**EXERCISE REQUIREMENTS:** Scan the entries below and extract each line with the word "certo" in it.

**INPUT RECORDS:**
______________________________

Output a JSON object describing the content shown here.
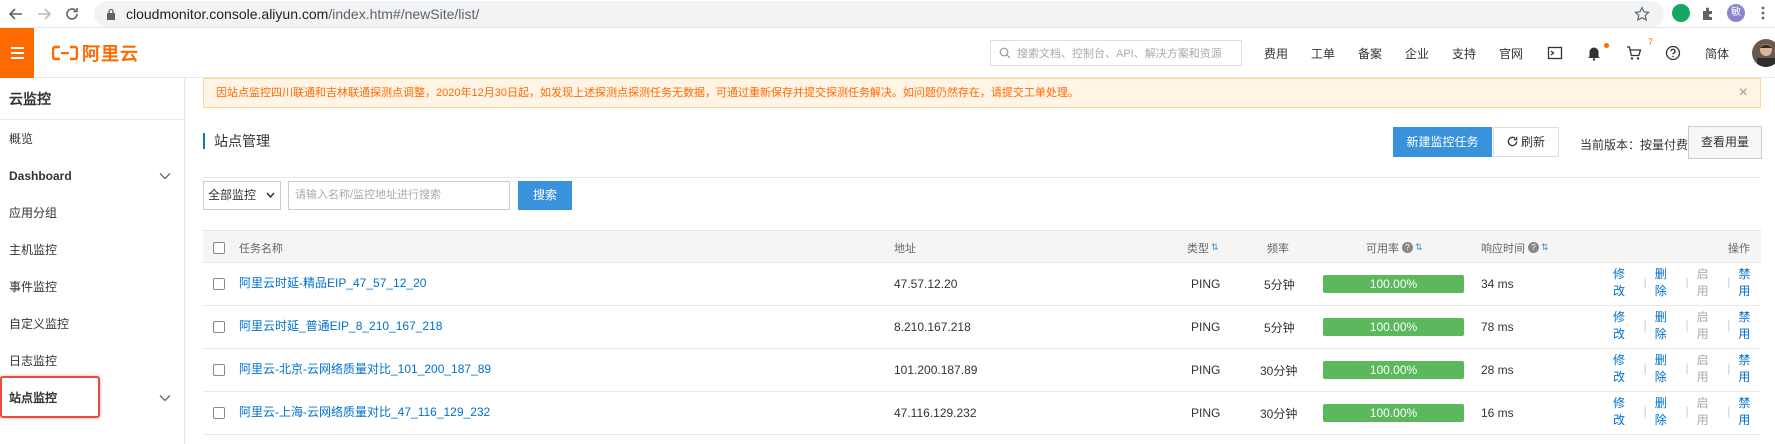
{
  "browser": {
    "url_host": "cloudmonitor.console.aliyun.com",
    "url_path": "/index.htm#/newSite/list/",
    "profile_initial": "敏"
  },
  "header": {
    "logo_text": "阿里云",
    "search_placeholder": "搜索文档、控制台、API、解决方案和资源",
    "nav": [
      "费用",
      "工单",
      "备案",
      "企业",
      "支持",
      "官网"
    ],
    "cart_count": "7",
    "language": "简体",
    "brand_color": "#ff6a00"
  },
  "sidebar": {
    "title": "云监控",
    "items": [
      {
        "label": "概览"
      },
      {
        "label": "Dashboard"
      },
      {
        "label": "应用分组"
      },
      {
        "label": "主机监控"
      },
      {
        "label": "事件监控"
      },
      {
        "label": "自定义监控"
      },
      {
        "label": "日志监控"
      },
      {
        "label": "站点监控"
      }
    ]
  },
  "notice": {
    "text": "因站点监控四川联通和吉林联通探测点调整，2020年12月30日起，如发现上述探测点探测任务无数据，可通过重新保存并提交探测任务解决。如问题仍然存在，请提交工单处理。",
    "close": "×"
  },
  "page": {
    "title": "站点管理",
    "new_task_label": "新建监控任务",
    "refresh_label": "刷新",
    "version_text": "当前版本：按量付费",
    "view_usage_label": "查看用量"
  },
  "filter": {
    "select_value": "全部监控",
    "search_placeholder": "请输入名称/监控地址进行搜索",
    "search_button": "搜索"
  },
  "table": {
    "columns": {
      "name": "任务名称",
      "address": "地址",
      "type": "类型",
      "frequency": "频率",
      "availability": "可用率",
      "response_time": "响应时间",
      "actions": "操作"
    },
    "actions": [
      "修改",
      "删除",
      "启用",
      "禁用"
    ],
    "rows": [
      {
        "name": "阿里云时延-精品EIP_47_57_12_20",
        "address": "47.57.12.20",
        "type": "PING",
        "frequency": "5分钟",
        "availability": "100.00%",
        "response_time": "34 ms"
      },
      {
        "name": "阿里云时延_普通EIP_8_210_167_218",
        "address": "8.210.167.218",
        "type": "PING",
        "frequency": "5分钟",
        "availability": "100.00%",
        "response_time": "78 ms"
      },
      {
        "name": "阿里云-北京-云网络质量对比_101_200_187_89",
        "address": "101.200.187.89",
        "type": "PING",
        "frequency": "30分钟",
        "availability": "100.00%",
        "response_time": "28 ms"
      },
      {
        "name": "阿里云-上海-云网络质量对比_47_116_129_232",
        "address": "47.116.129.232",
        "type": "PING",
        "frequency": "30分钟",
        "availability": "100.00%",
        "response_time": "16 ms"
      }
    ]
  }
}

______________________________

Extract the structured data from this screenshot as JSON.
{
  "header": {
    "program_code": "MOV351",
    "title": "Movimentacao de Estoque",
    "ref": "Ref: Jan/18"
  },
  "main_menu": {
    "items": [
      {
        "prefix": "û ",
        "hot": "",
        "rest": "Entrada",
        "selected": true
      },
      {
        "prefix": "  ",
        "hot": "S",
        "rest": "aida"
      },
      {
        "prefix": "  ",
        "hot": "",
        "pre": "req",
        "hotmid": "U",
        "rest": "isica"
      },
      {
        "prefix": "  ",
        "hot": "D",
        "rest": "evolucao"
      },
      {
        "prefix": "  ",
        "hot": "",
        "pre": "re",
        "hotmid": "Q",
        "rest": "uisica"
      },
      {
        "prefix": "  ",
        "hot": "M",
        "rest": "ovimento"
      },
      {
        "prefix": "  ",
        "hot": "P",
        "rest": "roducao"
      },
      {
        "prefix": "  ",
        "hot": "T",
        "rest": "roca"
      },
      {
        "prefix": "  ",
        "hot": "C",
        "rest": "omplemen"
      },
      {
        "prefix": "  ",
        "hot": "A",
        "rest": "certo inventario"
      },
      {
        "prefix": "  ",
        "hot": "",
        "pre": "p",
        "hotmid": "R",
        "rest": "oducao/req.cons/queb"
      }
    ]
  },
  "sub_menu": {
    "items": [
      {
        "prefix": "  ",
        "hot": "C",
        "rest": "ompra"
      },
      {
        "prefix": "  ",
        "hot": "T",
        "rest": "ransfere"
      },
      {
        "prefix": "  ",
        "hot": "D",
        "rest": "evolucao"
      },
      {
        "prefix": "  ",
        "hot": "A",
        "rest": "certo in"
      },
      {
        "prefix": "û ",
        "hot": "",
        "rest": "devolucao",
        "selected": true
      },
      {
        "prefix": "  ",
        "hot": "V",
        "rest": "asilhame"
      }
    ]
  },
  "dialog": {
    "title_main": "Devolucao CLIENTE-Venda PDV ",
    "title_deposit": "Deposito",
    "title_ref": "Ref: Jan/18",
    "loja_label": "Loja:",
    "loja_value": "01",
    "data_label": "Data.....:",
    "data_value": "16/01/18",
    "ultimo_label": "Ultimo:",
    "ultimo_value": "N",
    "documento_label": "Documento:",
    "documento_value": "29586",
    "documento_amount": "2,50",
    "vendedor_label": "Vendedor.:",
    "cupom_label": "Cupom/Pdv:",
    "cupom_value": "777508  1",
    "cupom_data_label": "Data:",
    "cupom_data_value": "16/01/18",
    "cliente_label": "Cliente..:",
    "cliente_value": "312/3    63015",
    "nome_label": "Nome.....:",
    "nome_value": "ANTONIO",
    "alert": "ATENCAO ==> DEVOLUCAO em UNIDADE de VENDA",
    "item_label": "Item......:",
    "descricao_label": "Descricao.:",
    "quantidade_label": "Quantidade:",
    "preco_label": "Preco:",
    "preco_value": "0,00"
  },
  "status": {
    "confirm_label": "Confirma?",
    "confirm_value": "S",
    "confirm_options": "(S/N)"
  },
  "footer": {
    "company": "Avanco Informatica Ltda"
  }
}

______________________________

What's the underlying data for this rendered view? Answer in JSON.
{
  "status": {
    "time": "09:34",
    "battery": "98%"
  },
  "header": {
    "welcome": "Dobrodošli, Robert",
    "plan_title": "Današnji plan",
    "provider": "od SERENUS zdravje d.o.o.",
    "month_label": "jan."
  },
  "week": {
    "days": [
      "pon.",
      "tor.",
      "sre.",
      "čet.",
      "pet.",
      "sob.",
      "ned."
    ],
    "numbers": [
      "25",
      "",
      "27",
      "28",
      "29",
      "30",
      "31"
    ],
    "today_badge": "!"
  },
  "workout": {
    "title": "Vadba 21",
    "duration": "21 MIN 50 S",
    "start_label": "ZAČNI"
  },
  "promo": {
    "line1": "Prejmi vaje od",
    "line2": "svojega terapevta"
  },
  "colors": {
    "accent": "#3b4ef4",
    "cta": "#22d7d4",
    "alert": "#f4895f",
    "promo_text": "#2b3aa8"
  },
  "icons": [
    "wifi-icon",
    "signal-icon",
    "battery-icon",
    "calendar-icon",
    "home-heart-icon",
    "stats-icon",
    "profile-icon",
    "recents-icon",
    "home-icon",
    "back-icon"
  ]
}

______________________________

**SOLUTION FOR THIS TASK:**
        "rest": "certo inventario"
        "rest": "certo in"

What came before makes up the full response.